== Material provided

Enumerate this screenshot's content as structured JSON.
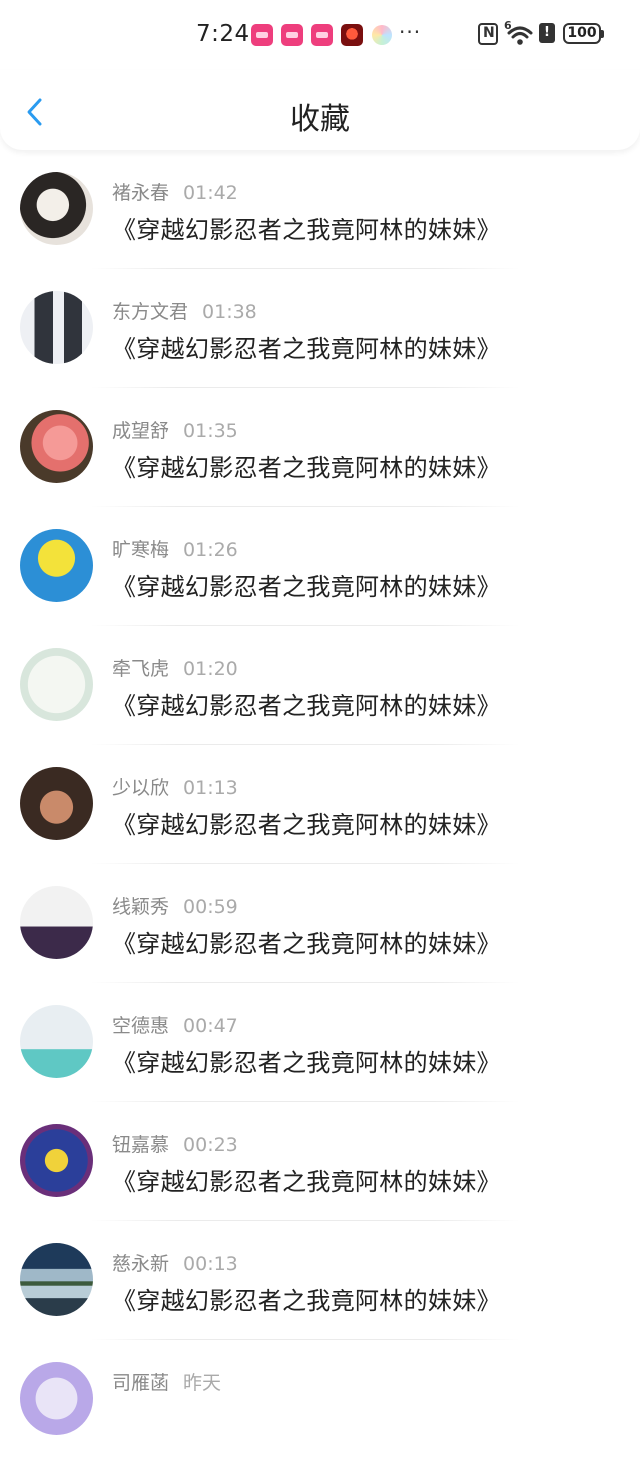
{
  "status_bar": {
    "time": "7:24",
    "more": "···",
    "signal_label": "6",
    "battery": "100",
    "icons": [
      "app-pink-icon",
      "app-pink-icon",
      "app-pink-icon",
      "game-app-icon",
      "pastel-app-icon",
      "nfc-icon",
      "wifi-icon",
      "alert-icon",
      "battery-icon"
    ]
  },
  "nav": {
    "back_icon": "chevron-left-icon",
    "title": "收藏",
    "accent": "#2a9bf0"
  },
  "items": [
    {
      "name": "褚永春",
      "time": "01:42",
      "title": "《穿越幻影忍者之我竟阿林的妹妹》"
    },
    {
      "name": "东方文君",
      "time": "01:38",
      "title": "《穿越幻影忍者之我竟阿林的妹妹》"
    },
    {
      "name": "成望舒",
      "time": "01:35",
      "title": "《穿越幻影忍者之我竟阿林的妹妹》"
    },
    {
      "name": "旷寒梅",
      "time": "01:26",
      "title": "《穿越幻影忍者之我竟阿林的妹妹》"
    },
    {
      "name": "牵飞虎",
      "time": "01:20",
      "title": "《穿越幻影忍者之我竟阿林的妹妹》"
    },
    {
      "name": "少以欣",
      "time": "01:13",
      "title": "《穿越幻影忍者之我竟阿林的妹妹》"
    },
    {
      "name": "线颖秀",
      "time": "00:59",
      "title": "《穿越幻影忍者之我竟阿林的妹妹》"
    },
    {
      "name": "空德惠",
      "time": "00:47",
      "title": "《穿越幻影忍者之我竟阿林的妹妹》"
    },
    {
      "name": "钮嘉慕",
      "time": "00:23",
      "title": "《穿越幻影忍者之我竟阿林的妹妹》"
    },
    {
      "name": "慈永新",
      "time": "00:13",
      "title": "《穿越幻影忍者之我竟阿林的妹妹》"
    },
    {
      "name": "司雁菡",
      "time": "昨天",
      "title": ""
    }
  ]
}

====

Work instructions: Copy out all of the data word for word. Do not carry over any picture.

Response to this task:
Enumerate this screenshot's content as structured JSON.
{
  "status_bar": {
    "time": "7:24",
    "more": "···",
    "signal_label": "6",
    "battery": "100",
    "icons": [
      "app-pink-icon",
      "app-pink-icon",
      "app-pink-icon",
      "game-app-icon",
      "pastel-app-icon",
      "nfc-icon",
      "wifi-icon",
      "alert-icon",
      "battery-icon"
    ]
  },
  "nav": {
    "back_icon": "chevron-left-icon",
    "title": "收藏",
    "accent": "#2a9bf0"
  },
  "items": [
    {
      "name": "褚永春",
      "time": "01:42",
      "title": "《穿越幻影忍者之我竟阿林的妹妹》"
    },
    {
      "name": "东方文君",
      "time": "01:38",
      "title": "《穿越幻影忍者之我竟阿林的妹妹》"
    },
    {
      "name": "成望舒",
      "time": "01:35",
      "title": "《穿越幻影忍者之我竟阿林的妹妹》"
    },
    {
      "name": "旷寒梅",
      "time": "01:26",
      "title": "《穿越幻影忍者之我竟阿林的妹妹》"
    },
    {
      "name": "牵飞虎",
      "time": "01:20",
      "title": "《穿越幻影忍者之我竟阿林的妹妹》"
    },
    {
      "name": "少以欣",
      "time": "01:13",
      "title": "《穿越幻影忍者之我竟阿林的妹妹》"
    },
    {
      "name": "线颖秀",
      "time": "00:59",
      "title": "《穿越幻影忍者之我竟阿林的妹妹》"
    },
    {
      "name": "空德惠",
      "time": "00:47",
      "title": "《穿越幻影忍者之我竟阿林的妹妹》"
    },
    {
      "name": "钮嘉慕",
      "time": "00:23",
      "title": "《穿越幻影忍者之我竟阿林的妹妹》"
    },
    {
      "name": "慈永新",
      "time": "00:13",
      "title": "《穿越幻影忍者之我竟阿林的妹妹》"
    },
    {
      "name": "司雁菡",
      "time": "昨天",
      "title": ""
    }
  ]
}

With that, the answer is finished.